===== Extrait de page =====

11 – Ce baquet était aussi nommé Seillon, seille, sille (lat. situla) vieux mot français pour vase à puiser l’eau. La pierre à sillère ou pierre de sillère est l’évier en grès sur lequel on posait la sille d’eau propre.
12 – Cet ustensile,
sorte de casserole à long manche, était la casse
ou casrole, vieux français
« casse », « bassin ». On pourrait rapprocher, par
homophonie, ce mot latin « quasillus » (corbeille) et cela pourrait
expliquer pourquoi nous trouvons des contes où les fées vont puiser l’eau… dans
une corbeille ( ?)
C’était
aussi un pochon ou poche, mot qui désigne encore un
français le bassin servant à recevoir les métaux en fusion (bas latin
« popia », cuillère à pot).
13 – Chaudronate, chaudière, chaudron où l’on faisait chauffer l’eau,
(du celte « caldron », latin « caldaria »).
14 – La crémaillère, suspendu à une
barre de fer ou à un crochet scellé dans la cheminée était un crémail, crinmail, crémo, crémoi, cramail,
(lat. cramaculus, cremare, brûler). Il est à noter que si le français a retenu
le mot crémation et ses dérivés, le langage populaire a gardé
« cramer » pour brûler à feu vif.
15 – Ce linge porte trois noms
synonymes. Ces variantes régionales proviennent non d’une différence
linguistique, mais de la vision que l’on peut avoir de l’objet. Ce peut être un
charou, un fleurier, un boura.
Le Charrier, charoi,
charou, charo, chanrou, chorou, choron, choreu, cenreu, cendrion, c’est le
sac à cendres (lat. cineris)
Le Fleurier, florio, c’est aussi le sac à cendres. Mais, comme cette
dernière était tamisée avant usage, on n’utilisait que la fleur de cendre,
c’est-à-dire, la partie la plus fine, la « fleur » (lat. fleurum)

===== Extraits d'enregistrements =====

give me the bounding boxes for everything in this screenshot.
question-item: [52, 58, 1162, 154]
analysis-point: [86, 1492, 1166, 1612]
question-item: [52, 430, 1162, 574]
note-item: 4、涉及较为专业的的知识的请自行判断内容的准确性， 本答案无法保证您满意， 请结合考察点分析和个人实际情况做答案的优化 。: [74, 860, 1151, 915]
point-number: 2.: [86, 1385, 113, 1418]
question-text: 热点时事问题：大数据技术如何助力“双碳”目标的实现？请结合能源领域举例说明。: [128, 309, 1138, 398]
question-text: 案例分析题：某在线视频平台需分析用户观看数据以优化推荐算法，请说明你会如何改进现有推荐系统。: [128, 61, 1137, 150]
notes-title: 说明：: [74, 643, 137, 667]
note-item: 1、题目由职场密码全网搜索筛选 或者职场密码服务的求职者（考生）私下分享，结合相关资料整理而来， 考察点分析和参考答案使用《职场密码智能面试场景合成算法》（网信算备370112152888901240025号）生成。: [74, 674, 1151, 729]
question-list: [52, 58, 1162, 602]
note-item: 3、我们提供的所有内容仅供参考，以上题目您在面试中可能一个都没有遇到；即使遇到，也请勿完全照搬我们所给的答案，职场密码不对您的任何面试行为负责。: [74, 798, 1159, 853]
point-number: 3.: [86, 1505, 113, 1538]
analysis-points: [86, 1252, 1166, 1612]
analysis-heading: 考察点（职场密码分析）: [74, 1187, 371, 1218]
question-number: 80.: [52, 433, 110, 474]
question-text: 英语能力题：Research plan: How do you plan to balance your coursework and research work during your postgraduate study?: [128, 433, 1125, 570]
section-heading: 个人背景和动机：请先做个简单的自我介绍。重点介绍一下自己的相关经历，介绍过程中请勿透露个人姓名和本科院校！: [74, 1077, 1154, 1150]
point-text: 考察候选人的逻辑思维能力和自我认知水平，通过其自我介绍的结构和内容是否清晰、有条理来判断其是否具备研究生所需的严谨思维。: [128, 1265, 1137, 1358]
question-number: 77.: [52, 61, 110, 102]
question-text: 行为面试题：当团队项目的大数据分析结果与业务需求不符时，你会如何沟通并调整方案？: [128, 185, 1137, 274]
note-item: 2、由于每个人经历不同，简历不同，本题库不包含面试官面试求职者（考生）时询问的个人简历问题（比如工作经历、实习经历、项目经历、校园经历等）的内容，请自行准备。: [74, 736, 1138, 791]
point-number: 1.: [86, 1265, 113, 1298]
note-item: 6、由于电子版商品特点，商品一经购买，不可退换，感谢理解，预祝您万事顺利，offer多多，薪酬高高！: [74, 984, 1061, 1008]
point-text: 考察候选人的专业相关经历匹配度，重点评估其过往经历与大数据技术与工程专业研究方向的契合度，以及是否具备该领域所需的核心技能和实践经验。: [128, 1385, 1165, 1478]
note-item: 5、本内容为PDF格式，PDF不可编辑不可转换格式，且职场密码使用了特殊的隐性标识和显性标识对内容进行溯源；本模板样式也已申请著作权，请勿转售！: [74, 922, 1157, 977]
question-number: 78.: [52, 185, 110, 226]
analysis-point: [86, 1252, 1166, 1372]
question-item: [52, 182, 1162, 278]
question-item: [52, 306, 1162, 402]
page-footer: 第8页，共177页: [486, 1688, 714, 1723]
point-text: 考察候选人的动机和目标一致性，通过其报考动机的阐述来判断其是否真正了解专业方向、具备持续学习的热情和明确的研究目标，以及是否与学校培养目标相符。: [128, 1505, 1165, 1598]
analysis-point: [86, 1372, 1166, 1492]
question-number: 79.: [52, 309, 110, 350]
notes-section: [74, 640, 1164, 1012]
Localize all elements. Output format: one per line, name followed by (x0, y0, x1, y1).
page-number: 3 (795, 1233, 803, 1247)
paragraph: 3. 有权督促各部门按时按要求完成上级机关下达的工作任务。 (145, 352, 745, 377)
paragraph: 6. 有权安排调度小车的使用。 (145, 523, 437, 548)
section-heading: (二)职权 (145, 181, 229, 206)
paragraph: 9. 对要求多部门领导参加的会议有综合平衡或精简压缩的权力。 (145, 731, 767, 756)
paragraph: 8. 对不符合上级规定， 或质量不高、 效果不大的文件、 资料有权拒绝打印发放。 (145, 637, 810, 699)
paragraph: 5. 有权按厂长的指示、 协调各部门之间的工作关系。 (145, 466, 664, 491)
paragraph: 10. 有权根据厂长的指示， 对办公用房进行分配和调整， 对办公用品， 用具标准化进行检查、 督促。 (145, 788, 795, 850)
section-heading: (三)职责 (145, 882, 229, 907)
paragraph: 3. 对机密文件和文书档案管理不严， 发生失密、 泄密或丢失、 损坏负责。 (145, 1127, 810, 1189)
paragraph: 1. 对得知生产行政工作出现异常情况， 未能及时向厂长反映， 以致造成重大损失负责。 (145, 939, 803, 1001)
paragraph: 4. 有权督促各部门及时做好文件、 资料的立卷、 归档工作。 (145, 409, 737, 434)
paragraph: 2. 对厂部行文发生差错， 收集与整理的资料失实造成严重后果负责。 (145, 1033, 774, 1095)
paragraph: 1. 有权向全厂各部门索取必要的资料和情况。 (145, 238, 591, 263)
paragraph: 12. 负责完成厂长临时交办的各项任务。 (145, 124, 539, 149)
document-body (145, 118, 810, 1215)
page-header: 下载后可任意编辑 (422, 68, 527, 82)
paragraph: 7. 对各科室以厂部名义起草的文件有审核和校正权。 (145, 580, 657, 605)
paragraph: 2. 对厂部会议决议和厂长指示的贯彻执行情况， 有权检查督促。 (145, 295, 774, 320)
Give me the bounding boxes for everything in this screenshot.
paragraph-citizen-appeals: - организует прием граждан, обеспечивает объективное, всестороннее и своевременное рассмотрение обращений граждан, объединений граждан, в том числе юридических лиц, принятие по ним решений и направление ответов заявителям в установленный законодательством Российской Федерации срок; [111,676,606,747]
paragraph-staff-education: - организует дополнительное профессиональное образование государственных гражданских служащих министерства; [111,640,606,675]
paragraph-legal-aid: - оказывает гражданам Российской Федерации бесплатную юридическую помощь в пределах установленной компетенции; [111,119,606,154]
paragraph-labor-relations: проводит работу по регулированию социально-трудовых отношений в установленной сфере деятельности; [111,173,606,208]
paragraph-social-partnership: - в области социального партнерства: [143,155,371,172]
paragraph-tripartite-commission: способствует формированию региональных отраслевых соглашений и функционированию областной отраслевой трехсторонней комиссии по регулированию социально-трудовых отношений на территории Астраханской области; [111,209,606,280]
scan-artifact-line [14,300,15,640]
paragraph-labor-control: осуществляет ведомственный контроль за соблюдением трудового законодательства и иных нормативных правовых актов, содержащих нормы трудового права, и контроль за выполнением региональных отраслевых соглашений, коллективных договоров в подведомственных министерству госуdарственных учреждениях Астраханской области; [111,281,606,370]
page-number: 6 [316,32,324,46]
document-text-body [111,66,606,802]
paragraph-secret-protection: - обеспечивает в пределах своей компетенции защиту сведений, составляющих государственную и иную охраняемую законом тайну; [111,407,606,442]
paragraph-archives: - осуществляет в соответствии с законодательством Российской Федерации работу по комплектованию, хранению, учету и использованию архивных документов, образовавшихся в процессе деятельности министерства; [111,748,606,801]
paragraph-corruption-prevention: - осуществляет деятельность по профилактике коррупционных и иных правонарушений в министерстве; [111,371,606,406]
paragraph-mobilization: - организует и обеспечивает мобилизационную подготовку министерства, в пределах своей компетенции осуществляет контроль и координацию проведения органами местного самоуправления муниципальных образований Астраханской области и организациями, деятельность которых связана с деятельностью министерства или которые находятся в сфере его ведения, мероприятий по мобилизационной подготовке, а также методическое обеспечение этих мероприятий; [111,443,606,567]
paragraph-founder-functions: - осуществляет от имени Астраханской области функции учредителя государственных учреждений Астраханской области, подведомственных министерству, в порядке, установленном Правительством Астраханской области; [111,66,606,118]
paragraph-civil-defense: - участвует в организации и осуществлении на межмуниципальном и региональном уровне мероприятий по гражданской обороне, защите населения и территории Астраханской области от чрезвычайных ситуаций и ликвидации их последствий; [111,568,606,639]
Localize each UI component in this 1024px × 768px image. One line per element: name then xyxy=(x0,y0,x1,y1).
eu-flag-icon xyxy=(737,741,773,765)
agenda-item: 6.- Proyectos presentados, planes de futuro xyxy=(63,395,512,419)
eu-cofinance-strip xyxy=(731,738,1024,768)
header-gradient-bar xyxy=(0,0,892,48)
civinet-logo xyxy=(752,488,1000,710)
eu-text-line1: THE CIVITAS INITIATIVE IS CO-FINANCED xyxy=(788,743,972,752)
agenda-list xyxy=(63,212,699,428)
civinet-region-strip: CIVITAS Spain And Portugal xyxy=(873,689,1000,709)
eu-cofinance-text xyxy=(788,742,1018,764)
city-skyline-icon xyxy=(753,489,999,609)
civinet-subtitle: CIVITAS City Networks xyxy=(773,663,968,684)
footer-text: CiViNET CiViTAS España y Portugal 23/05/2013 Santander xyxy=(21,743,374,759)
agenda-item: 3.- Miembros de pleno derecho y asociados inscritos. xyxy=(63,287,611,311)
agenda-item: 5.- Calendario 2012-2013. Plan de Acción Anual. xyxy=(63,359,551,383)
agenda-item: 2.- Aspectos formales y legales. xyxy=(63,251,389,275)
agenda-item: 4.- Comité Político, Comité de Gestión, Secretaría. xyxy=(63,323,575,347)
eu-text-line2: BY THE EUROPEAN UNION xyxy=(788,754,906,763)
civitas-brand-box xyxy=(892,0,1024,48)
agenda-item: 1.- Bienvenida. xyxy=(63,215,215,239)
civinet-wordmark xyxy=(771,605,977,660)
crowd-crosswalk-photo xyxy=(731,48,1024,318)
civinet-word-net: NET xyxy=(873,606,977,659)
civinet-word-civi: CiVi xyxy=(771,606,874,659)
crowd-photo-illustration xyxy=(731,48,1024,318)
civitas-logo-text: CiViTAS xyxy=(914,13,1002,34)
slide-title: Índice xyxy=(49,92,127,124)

=====

* **Tâche à faire**
Recopiez en entier le texte sur les vieux noms d'ustensiles de la maison. Appuyez-vous uniquement sur le texte.

* **Réponse au problème**
11 – Ce baquet était aussi nommé Seillon, seille, sille (lat. situla) vieux mot français pour vase à puiser l’eau. La pierre à sillère ou pierre de sillère est l’évier en grès sur lequel on posait la sille d’eau propre.
12 – Cet ustensile,
sorte de casserole à long manche, était la casse
ou casrole, vieux français
« casse », « bassin ». On pourrait rapprocher, par
homophonie, ce mot latin « quasillus » (corbeille) et cela pourrait
expliquer pourquoi nous trouvons des contes où les fées vont puiser l’eau… dans
une corbeille ( ?)
C’était
aussi un pochon ou poche, mot qui désigne encore un
français le bassin servant à recevoir les métaux en fusion (bas latin
« popia », cuillère à pot).
13 – Chaudronate, chaudière, chaudron où l’on faisait chauffer l’eau,
(du celte « caldron », latin « caldaria »).
14 – La crémaillère, suspendu à une
barre de fer ou à un crochet scellé dans la cheminée était un crémail, crinmail, crémo, crémoi, cramail,
(lat. cramaculus, cremare, brûler). Il est à noter que si le français a retenu
le mot crémation et ses dérivés, le langage populaire a gardé
« cramer » pour brûler à feu vif.
15 – Ce linge porte trois noms
synonymes. Ces variantes régionales proviennent non d’une différence
linguistique, mais de la vision que l’on peut avoir de l’objet. Ce peut être un
charou, un fleurier, un boura.
Le Charrier, charoi,
charou, charo, chanrou, chorou, choron, choreu, cenreu, cendrion, c’est le
sac à cendres (lat. cineris)
Le Fleurier, florio, c’est aussi le sac à cendres. Mais, comme cette
dernière était tamisée avant usage, on n’utilisait que la fleur de cendre,
c’est-à-dire, la partie la plus fine, la « fleur » (lat. fleurum)